Según todos los indicios, Lenin consideraba que la autodeterminación de los pueblos propugnada en su opúsculo era meramente cosmética. Probablemente, estaba convencido de que ninguna de las pequeñas nacioncillas periféricas querría jamás separarse de un trasatlántico como la URSS. Pero, en todo caso, su aceptación formal de la autodeterminación tuvo su efecto, porque no pocos grupos nacionalistas se unieron de buen grado a la revolución. Pero, conforme ésta ganaba momento angular, a Lenin los hijitos se le dejaron bigote y se le fueron de cachondeo: entre 1917 y 1918, Ucrania, Finlandia, Letonia, Lituania, Estonia, Bielorrusia, Georgia, Armenia, Azerbayán y las naciones transcaucásicas proclamaron su independencia. Lo gordo del soberanismo de estas naciones estaba en las mayoritarias capas campesinas rurales. De hecho, para entender adecuadamente la inquina con que Lenin se desempeñó durante la guerra civil posrevolucionaria (1918 a 1921) y posteriormente mediante las colectivizaciones a hostias, es importante entender este efecto: no se estaba actuando sólo contra unos campesinos que se resistían a la nueva estructura de propiedad agraria estatal. Se estaba actuando contra el núcleo duro del nacionalismo antirruso.

────────────────

▶ _Tarea escrita_: Prolonga el texto sobre Lenin y la autodeterminación de las naciones a partir de su última oración. El listado es material independiente del texto.

▶ _Datos_:
────────────────

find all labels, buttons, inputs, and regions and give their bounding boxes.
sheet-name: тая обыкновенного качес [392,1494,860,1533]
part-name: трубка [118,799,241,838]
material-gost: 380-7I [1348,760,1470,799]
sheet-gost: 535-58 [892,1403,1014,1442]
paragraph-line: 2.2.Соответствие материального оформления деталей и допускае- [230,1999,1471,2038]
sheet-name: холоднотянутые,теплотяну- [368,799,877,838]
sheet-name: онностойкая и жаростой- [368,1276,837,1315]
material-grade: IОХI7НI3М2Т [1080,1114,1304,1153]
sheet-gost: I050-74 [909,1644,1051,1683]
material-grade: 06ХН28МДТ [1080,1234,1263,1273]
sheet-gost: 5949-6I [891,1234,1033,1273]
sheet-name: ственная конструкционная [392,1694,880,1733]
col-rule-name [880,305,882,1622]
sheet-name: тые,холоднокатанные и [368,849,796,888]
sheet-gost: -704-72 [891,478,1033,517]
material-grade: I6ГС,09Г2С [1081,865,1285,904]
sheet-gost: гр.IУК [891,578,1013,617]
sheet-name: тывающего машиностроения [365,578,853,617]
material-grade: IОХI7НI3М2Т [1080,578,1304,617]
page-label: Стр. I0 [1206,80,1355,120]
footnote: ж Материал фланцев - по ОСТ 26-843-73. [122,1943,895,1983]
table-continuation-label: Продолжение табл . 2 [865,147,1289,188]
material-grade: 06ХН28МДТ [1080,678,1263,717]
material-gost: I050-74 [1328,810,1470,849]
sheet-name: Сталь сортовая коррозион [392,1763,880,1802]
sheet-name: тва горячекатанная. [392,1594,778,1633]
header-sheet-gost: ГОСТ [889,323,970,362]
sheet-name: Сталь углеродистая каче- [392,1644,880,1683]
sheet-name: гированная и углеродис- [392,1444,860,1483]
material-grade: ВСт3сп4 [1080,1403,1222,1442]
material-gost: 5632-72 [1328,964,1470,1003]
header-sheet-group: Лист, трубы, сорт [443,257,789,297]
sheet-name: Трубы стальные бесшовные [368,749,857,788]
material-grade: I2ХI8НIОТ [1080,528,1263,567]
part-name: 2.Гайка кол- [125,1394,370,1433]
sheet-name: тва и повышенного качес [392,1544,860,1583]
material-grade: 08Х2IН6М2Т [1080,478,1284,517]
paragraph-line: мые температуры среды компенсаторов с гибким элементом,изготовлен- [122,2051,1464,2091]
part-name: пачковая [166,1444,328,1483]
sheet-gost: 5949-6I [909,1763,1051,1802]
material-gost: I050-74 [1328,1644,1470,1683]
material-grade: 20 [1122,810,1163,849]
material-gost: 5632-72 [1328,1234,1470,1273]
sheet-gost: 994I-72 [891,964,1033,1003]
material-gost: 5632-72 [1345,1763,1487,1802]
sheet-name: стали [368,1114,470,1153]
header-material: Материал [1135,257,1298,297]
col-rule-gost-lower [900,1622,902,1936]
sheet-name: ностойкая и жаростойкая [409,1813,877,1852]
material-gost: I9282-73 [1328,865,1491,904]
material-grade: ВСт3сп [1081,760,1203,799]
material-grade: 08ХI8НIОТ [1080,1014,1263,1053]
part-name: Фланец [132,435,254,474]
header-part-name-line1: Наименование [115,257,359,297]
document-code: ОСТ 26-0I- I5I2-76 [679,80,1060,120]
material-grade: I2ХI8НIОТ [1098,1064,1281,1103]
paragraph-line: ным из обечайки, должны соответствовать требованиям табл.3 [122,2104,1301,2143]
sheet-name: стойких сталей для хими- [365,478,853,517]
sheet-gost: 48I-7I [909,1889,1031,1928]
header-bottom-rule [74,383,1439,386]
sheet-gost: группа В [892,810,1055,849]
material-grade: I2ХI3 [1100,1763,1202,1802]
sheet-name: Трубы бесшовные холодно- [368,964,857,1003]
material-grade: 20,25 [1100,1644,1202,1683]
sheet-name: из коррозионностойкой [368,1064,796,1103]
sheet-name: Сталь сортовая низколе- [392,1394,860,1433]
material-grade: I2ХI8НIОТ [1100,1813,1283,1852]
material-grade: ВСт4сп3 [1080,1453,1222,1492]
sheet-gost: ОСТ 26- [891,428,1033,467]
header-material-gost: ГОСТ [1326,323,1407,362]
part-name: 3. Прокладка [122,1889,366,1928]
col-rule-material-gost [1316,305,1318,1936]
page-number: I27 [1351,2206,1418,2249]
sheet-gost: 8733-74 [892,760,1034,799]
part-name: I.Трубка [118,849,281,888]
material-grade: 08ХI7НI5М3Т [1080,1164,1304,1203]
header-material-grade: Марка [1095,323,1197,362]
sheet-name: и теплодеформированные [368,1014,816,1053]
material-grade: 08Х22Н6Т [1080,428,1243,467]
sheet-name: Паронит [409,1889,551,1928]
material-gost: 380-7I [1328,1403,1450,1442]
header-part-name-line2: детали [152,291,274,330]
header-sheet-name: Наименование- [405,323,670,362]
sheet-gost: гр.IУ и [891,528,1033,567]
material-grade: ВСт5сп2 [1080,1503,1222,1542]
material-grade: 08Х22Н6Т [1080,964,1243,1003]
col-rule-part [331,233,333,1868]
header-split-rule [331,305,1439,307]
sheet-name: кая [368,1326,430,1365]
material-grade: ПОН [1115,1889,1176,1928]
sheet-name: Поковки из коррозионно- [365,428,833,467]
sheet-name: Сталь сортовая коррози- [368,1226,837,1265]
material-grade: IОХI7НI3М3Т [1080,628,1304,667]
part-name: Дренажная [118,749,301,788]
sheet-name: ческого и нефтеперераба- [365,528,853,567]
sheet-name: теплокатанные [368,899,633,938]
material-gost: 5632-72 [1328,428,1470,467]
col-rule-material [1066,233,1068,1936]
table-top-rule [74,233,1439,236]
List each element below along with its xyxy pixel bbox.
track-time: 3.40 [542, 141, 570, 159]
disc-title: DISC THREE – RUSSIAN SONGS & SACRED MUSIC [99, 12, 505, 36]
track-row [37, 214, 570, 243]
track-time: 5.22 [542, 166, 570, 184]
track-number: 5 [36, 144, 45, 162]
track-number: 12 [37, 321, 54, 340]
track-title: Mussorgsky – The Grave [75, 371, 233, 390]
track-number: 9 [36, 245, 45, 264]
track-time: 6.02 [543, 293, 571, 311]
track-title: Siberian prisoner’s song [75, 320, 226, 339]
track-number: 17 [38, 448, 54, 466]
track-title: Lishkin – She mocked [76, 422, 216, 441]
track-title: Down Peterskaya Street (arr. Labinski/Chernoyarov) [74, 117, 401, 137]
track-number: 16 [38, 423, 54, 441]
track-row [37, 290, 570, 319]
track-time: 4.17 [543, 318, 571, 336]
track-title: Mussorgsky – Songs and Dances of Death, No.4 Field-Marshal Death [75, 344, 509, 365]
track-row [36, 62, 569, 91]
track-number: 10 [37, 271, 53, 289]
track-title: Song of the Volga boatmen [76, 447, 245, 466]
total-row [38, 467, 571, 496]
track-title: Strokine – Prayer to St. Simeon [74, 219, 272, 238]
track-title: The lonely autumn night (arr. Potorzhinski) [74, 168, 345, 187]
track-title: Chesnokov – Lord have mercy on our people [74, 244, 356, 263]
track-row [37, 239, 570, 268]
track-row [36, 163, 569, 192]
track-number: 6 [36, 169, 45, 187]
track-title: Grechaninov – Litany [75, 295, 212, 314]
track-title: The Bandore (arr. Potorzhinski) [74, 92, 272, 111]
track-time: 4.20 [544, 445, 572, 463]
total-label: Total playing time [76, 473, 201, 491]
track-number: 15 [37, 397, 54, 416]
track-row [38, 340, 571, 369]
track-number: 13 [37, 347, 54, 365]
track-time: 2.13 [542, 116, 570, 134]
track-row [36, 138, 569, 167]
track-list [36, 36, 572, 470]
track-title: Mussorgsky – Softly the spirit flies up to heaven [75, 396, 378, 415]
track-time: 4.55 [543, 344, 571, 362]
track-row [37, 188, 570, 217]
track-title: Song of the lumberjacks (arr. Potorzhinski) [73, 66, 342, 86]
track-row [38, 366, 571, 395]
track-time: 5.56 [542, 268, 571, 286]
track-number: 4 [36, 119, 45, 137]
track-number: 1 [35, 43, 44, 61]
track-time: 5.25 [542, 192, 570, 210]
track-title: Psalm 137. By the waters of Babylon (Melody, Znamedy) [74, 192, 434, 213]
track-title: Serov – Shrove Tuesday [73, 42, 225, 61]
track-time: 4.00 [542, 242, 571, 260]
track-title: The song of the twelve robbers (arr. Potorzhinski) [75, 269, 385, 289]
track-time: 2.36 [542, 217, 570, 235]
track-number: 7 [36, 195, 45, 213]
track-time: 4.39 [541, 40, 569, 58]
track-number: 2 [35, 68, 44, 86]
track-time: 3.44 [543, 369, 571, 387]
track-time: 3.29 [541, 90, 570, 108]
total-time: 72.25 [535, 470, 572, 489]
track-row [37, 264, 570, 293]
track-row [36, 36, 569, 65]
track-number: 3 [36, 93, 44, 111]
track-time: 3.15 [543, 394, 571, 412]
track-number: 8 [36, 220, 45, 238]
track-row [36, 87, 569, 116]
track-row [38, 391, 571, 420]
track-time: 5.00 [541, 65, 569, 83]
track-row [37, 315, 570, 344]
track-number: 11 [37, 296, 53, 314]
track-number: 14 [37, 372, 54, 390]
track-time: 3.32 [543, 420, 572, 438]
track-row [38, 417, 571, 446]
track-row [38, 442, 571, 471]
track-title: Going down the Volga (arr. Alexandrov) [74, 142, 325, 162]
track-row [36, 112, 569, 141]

────────────────

▶ _Resultado_:
La Rusia aún comandada por Lenin recuperó el Cáucaso, Ucrania y Bielorrusia, aunque perdió parte de la población ucraniana con la anexión de Besarabia por Rumanía, mientras que Finlandia, Polonia y los países bálticos se mantenían independientes. Tanto Besarabia como los países bálticos acabarían en la URSS tras la segunda guerra mundial.

Con este movimiento expansionista y de control, Lenin se tragó sus propias palabras sobre la autodeterminación, consiguió lo que quería, que era una URSS suficientemente grande como para poder defenderse, y reprodujo el mismo esquema expansionista y panruso que habían llevado a cabo los zares a los que derrocó. Sin embargo, dejó un residuo importante de su pasada política en la propia Constitución de la URSS, basada en el hecho nacional, y que reconocía diversos derechos como la educación en la lengua materna, así como la concepción de la URSS como la unión de seis repúblicas: la República Soviética Federada Rusa, la República Soviética Socialista de Ucrania, la RSS de Bielorrusia, la RSS de Georgia, la RSS de Armenia y la RSS de Azerbayán. En su estructura final, la URSS estaría formada por 15 repúblicas de la unión (las eslavas Rusia, Ucrania y Bielorrusia; la moldava Moldavia; las musulmanas no trascaucásicas Uzbekistán, Kazajstán, Tayikistán, Turmekistán y Kirguizistán; las transcaucásicas Azerbayán -también musulmana-, Armenia y Georgia; y las bálticas Lituania, Letonia y Estonia) , 20 repúblicas autónomas, 8 provincias autónomas y 10 distritos nacionales.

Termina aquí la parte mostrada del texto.